Saved entries:
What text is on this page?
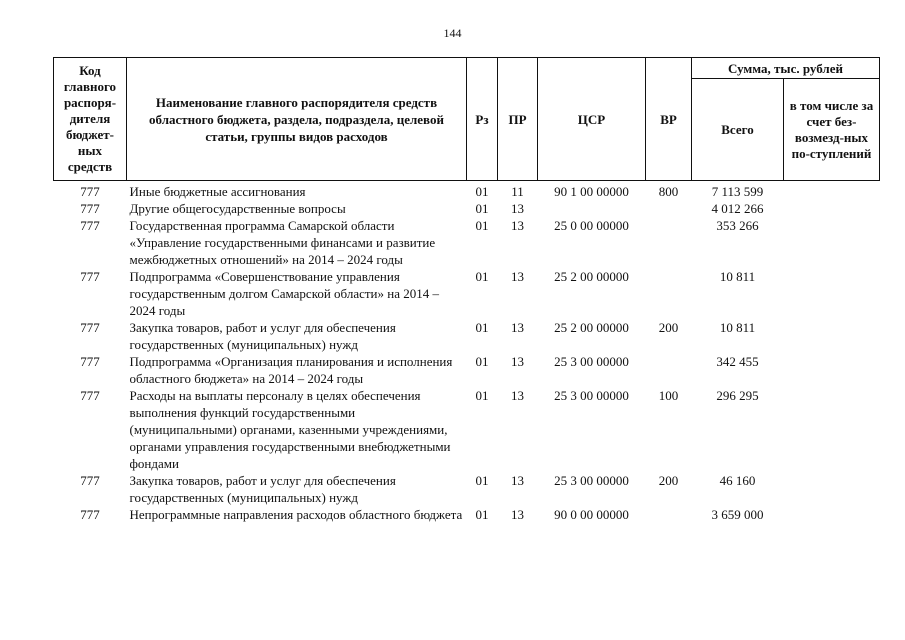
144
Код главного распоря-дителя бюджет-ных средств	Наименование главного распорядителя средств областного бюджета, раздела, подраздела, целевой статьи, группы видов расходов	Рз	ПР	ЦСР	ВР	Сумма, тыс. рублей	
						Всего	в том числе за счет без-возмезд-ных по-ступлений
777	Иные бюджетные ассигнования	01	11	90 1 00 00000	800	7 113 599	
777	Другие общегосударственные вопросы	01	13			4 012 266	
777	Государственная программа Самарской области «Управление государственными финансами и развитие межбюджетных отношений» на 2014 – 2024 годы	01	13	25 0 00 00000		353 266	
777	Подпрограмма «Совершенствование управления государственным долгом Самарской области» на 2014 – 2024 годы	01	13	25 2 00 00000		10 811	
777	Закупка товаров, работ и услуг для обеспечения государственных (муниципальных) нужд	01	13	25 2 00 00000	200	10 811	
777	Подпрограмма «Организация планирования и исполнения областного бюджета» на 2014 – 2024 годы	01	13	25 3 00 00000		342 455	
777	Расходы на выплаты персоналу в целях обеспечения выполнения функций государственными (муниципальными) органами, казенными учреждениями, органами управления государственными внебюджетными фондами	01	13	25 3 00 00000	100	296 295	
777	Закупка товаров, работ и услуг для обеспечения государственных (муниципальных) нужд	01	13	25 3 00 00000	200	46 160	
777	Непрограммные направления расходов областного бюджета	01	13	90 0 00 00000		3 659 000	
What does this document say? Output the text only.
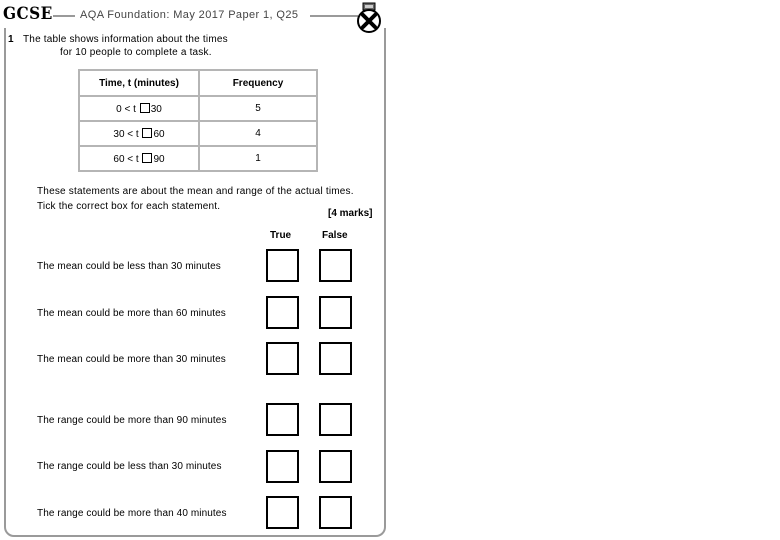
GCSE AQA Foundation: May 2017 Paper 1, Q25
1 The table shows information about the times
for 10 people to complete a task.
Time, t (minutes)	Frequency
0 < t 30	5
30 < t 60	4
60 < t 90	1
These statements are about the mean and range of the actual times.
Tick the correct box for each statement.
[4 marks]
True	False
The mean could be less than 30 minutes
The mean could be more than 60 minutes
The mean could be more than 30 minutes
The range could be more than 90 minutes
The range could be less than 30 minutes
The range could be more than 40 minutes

# [The problem]
Take every line from the records above that has the word "minutes" and copy it.

# [Correct answer]
Time, t (minutes)	Frequency
The mean could be less than 30 minutes
The mean could be more than 60 minutes
The mean could be more than 30 minutes
The range could be more than 90 minutes
The range could be less than 30 minutes
The range could be more than 40 minutes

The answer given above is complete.